* REQUIREMENT
Write out every entry precisely as given, leaving the pictures out.

— Start AVAILABLE DATA —

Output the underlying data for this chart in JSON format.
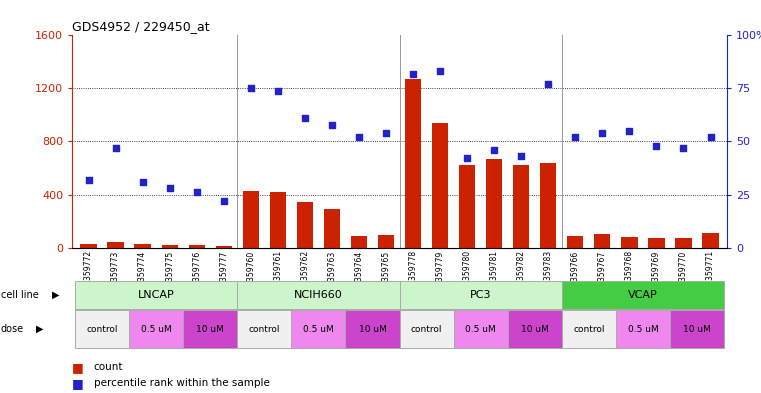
{
  "title": "GDS4952 / 229450_at",
  "samples": [
    "GSM1359772",
    "GSM1359773",
    "GSM1359774",
    "GSM1359775",
    "GSM1359776",
    "GSM1359777",
    "GSM1359760",
    "GSM1359761",
    "GSM1359762",
    "GSM1359763",
    "GSM1359764",
    "GSM1359765",
    "GSM1359778",
    "GSM1359779",
    "GSM1359780",
    "GSM1359781",
    "GSM1359782",
    "GSM1359783",
    "GSM1359766",
    "GSM1359767",
    "GSM1359768",
    "GSM1359769",
    "GSM1359770",
    "GSM1359771"
  ],
  "counts": [
    30,
    40,
    25,
    20,
    18,
    12,
    430,
    420,
    340,
    290,
    90,
    95,
    1270,
    940,
    620,
    670,
    620,
    640,
    90,
    100,
    80,
    75,
    70,
    110
  ],
  "percentiles": [
    32,
    47,
    31,
    28,
    26,
    22,
    75,
    74,
    61,
    58,
    52,
    54,
    82,
    83,
    42,
    46,
    43,
    77,
    52,
    54,
    55,
    48,
    47,
    52
  ],
  "cell_lines": [
    "LNCAP",
    "NCIH660",
    "PC3",
    "VCAP"
  ],
  "cell_line_groups": [
    [
      0,
      5
    ],
    [
      6,
      11
    ],
    [
      12,
      17
    ],
    [
      18,
      23
    ]
  ],
  "cell_line_colors": [
    "#ccf5cc",
    "#ccf5cc",
    "#ccf5cc",
    "#44dd44"
  ],
  "dose_groups": [
    [
      0,
      1,
      "control",
      "#f0f0f0"
    ],
    [
      2,
      3,
      "0.5 uM",
      "#ee88ee"
    ],
    [
      4,
      5,
      "10 uM",
      "#cc44cc"
    ],
    [
      6,
      7,
      "control",
      "#f0f0f0"
    ],
    [
      8,
      9,
      "0.5 uM",
      "#ee88ee"
    ],
    [
      10,
      11,
      "10 uM",
      "#cc44cc"
    ],
    [
      12,
      13,
      "control",
      "#f0f0f0"
    ],
    [
      14,
      15,
      "0.5 uM",
      "#ee88ee"
    ],
    [
      16,
      17,
      "10 uM",
      "#cc44cc"
    ],
    [
      18,
      19,
      "control",
      "#f0f0f0"
    ],
    [
      20,
      21,
      "0.5 uM",
      "#ee88ee"
    ],
    [
      22,
      23,
      "10 uM",
      "#cc44cc"
    ]
  ],
  "bar_color": "#cc2200",
  "dot_color": "#2222cc",
  "ylim_left": [
    0,
    1600
  ],
  "ylim_right": [
    0,
    100
  ],
  "yticks_left": [
    0,
    400,
    800,
    1200,
    1600
  ],
  "yticks_right": [
    0,
    25,
    50,
    75,
    100
  ],
  "background_color": "#ffffff"
}
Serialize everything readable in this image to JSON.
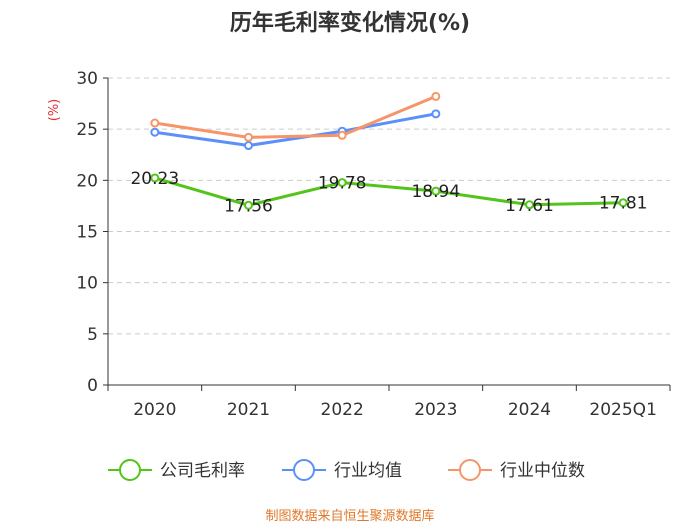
{
  "chart_data": {
    "type": "line",
    "title": "历年毛利率变化情况(%)",
    "ylabel": "(%)",
    "categories": [
      "2020",
      "2021",
      "2022",
      "2023",
      "2024",
      "2025Q1"
    ],
    "ylim": [
      0,
      30
    ],
    "yticks": [
      0,
      5,
      10,
      15,
      20,
      25,
      30
    ],
    "grid": true,
    "legend_position": "bottom",
    "series": [
      {
        "name": "公司毛利率",
        "color": "#52c41a",
        "values": [
          20.23,
          17.56,
          19.78,
          18.94,
          17.61,
          17.81
        ],
        "data_labels": [
          "20.23",
          "17.56",
          "19.78",
          "18.94",
          "17.61",
          "17.81"
        ]
      },
      {
        "name": "行业均值",
        "color": "#5b8ff9",
        "values": [
          24.7,
          23.4,
          24.8,
          26.5,
          null,
          null
        ]
      },
      {
        "name": "行业中位数",
        "color": "#f6956a",
        "values": [
          25.6,
          24.2,
          24.4,
          28.2,
          null,
          null
        ]
      }
    ]
  },
  "source_text": "制图数据来自恒生聚源数据库"
}
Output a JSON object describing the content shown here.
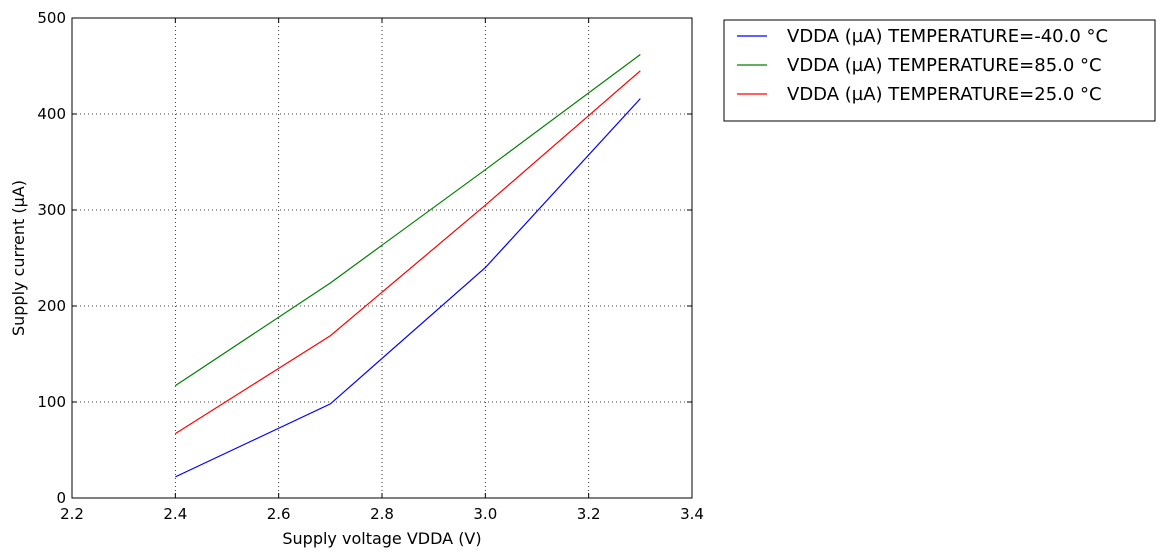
{
  "chart_data": {
    "type": "line",
    "xlabel": "Supply voltage VDDA (V)",
    "ylabel": "Supply current (µA)",
    "xlim": [
      2.2,
      3.4
    ],
    "ylim": [
      0,
      500
    ],
    "xticks": [
      "2.2",
      "2.4",
      "2.6",
      "2.8",
      "3.0",
      "3.2",
      "3.4"
    ],
    "yticks": [
      "0",
      "100",
      "200",
      "300",
      "400",
      "500"
    ],
    "grid": true,
    "legend_position": "outside-top-right",
    "x": [
      2.4,
      2.7,
      3.0,
      3.3
    ],
    "series": [
      {
        "name": "VDDA (µA) TEMPERATURE=-40.0 °C",
        "color": "#0000ff",
        "values": [
          22,
          98,
          240,
          416
        ]
      },
      {
        "name": "VDDA (µA) TEMPERATURE=85.0 °C",
        "color": "#008000",
        "values": [
          117,
          224,
          342,
          462
        ]
      },
      {
        "name": "VDDA (µA) TEMPERATURE=25.0 °C",
        "color": "#ff0000",
        "values": [
          67,
          169,
          305,
          445
        ]
      }
    ]
  }
}
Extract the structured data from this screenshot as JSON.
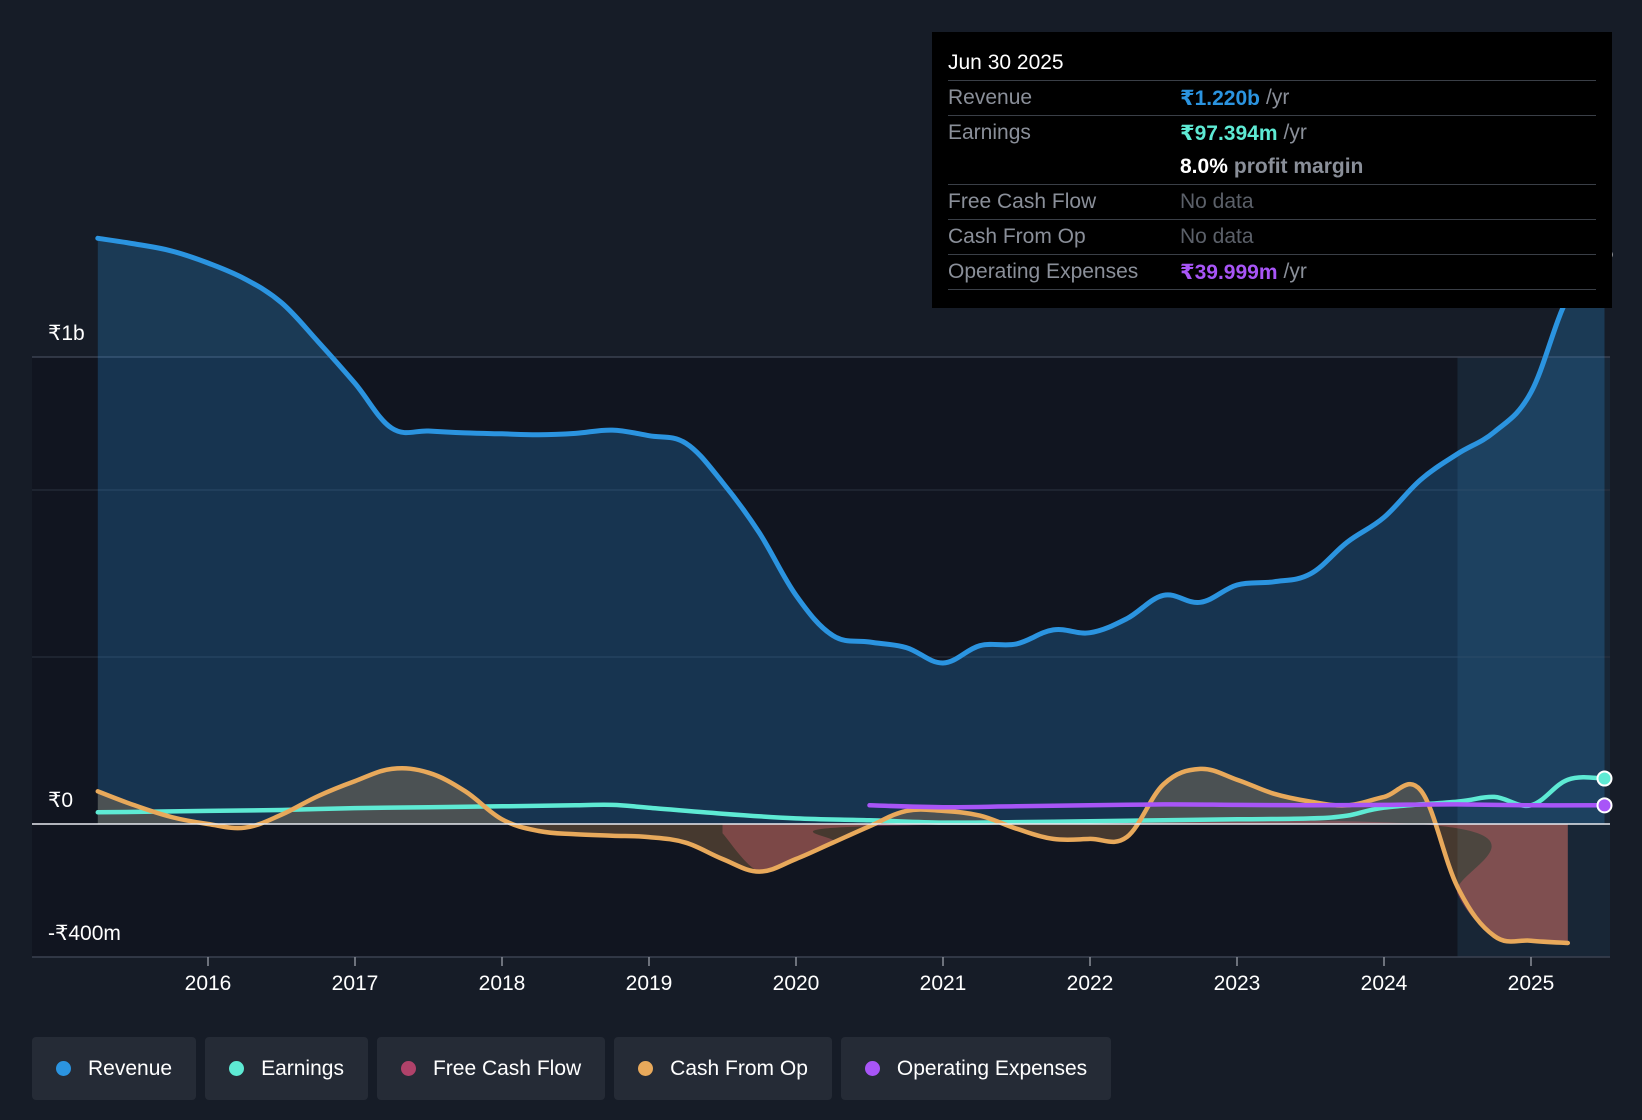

— End AVAILABLE DATA —

* COMPLETE ANSWER
Output the underlying data for this chart in JSON format.
{
  "title": "GDS4952 / 229450_at",
  "samples": [
    "GSM1359772",
    "GSM1359773",
    "GSM1359774",
    "GSM1359775",
    "GSM1359776",
    "GSM1359777",
    "GSM1359760",
    "GSM1359761",
    "GSM1359762",
    "GSM1359763",
    "GSM1359764",
    "GSM1359765",
    "GSM1359778",
    "GSM1359779",
    "GSM1359780",
    "GSM1359781",
    "GSM1359782",
    "GSM1359783",
    "GSM1359766",
    "GSM1359767",
    "GSM1359768",
    "GSM1359769",
    "GSM1359770",
    "GSM1359771"
  ],
  "counts": [
    30,
    40,
    25,
    20,
    18,
    12,
    430,
    420,
    340,
    290,
    90,
    95,
    1270,
    940,
    620,
    670,
    620,
    640,
    90,
    100,
    80,
    75,
    70,
    110
  ],
  "percentiles": [
    32,
    47,
    31,
    28,
    26,
    22,
    75,
    74,
    61,
    58,
    52,
    54,
    82,
    83,
    42,
    46,
    43,
    77,
    52,
    54,
    55,
    48,
    47,
    52
  ],
  "cell_lines": [
    "LNCAP",
    "NCIH660",
    "PC3",
    "VCAP"
  ],
  "cell_line_groups": [
    [
      0,
      5
    ],
    [
      6,
      11
    ],
    [
      12,
      17
    ],
    [
      18,
      23
    ]
  ],
  "cell_line_colors": [
    "#ccf5cc",
    "#ccf5cc",
    "#ccf5cc",
    "#44dd44"
  ],
  "dose_groups": [
    [
      0,
      1,
      "control",
      "#f0f0f0"
    ],
    [
      2,
      3,
      "0.5 uM",
      "#ee88ee"
    ],
    [
      4,
      5,
      "10 uM",
      "#cc44cc"
    ],
    [
      6,
      7,
      "control",
      "#f0f0f0"
    ],
    [
      8,
      9,
      "0.5 uM",
      "#ee88ee"
    ],
    [
      10,
      11,
      "10 uM",
      "#cc44cc"
    ],
    [
      12,
      13,
      "control",
      "#f0f0f0"
    ],
    [
      14,
      15,
      "0.5 uM",
      "#ee88ee"
    ],
    [
      16,
      17,
      "10 uM",
      "#cc44cc"
    ],
    [
      18,
      19,
      "control",
      "#f0f0f0"
    ],
    [
      20,
      21,
      "0.5 uM",
      "#ee88ee"
    ],
    [
      22,
      23,
      "10 uM",
      "#cc44cc"
    ]
  ],
  "bar_color": "#cc2200",
  "dot_color": "#2222cc",
  "ylim_left": [
    0,
    1600
  ],
  "ylim_right": [
    0,
    100
  ],
  "yticks_left": [
    0,
    400,
    800,
    1200,
    1600
  ],
  "yticks_right": [
    0,
    25,
    50,
    75,
    100
  ],
  "background_color": "#ffffff"
}
Serialize everything readable in this image to JSON.
{
  "chart_data": {
    "type": "line",
    "title": "历年毛利率变化情况(%)",
    "ylabel": "(%)",
    "categories": [
      "2020",
      "2021",
      "2022",
      "2023",
      "2024",
      "2025Q1"
    ],
    "ylim": [
      0,
      30
    ],
    "yticks": [
      0,
      5,
      10,
      15,
      20,
      25,
      30
    ],
    "grid": true,
    "legend_position": "bottom",
    "series": [
      {
        "name": "公司毛利率",
        "color": "#52c41a",
        "values": [
          20.23,
          17.56,
          19.78,
          18.94,
          17.61,
          17.81
        ],
        "data_labels": [
          "20.23",
          "17.56",
          "19.78",
          "18.94",
          "17.61",
          "17.81"
        ]
      },
      {
        "name": "行业均值",
        "color": "#5b8ff9",
        "values": [
          24.7,
          23.4,
          24.8,
          26.5,
          null,
          null
        ]
      },
      {
        "name": "行业中位数",
        "color": "#f6956a",
        "values": [
          25.6,
          24.2,
          24.4,
          28.2,
          null,
          null
        ]
      }
    ]
  },
  "source_text": "制图数据来自恒生聚源数据库"
}
Output a JSON object describing the content shown here.
{
  "chart_data": {
    "type": "line",
    "xlabel": "Supply voltage VDDA (V)",
    "ylabel": "Supply current (µA)",
    "xlim": [
      2.2,
      3.4
    ],
    "ylim": [
      0,
      500
    ],
    "xticks": [
      "2.2",
      "2.4",
      "2.6",
      "2.8",
      "3.0",
      "3.2",
      "3.4"
    ],
    "yticks": [
      "0",
      "100",
      "200",
      "300",
      "400",
      "500"
    ],
    "grid": true,
    "legend_position": "outside-top-right",
    "x": [
      2.4,
      2.7,
      3.0,
      3.3
    ],
    "series": [
      {
        "name": "VDDA (µA) TEMPERATURE=-40.0 °C",
        "color": "#0000ff",
        "values": [
          22,
          98,
          240,
          416
        ]
      },
      {
        "name": "VDDA (µA) TEMPERATURE=85.0 °C",
        "color": "#008000",
        "values": [
          117,
          224,
          342,
          462
        ]
      },
      {
        "name": "VDDA (µA) TEMPERATURE=25.0 °C",
        "color": "#ff0000",
        "values": [
          67,
          169,
          305,
          445
        ]
      }
    ]
  }
}
Extract the structured data from this screenshot as JSON.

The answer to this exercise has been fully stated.